Objective |
Take every line from the listing below that contains "Excludes".

Listed entries |
* * *

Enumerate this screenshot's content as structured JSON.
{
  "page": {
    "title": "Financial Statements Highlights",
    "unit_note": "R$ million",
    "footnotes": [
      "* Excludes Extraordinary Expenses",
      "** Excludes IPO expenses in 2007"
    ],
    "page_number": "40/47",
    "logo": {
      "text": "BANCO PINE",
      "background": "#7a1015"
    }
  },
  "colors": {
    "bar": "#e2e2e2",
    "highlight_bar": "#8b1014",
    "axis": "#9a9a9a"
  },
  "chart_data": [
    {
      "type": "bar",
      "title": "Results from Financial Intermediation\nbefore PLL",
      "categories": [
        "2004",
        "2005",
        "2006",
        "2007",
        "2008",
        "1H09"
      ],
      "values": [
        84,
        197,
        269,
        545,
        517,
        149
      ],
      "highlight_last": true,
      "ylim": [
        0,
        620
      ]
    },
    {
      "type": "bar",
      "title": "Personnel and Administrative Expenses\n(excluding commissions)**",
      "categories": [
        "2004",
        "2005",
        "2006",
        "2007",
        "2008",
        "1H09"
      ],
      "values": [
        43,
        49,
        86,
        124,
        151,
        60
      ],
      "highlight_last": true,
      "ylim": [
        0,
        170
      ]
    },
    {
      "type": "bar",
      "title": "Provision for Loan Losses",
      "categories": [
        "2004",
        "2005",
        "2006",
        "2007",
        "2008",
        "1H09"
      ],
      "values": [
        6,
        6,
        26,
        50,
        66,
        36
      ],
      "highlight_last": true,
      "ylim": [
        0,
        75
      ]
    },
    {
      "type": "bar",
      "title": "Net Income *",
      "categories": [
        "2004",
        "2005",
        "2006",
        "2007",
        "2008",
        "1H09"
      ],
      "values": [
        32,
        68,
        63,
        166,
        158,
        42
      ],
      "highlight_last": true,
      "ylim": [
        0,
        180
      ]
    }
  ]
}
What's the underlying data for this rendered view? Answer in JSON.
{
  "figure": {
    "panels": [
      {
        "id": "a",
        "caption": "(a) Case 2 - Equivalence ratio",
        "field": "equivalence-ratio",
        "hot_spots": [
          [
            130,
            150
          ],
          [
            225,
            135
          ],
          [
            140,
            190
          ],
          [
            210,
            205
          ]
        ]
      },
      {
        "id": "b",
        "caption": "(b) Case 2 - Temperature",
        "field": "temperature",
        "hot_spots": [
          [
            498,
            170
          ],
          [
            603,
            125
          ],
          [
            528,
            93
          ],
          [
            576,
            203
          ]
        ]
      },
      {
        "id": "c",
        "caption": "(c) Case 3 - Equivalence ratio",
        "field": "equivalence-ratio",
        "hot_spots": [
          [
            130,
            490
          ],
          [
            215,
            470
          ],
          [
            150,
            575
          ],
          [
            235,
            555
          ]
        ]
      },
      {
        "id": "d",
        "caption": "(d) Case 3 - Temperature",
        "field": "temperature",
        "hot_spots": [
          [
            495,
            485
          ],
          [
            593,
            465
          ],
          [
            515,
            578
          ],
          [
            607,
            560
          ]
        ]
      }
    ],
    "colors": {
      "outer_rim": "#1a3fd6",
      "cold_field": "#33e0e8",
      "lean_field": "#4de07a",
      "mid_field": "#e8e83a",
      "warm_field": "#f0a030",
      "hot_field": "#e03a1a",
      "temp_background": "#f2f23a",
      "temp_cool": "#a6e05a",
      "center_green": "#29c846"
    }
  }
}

* * *

Output for this exercise |
      "* Excludes Extraordinary Expenses",
      "** Excludes IPO expenses in 2007"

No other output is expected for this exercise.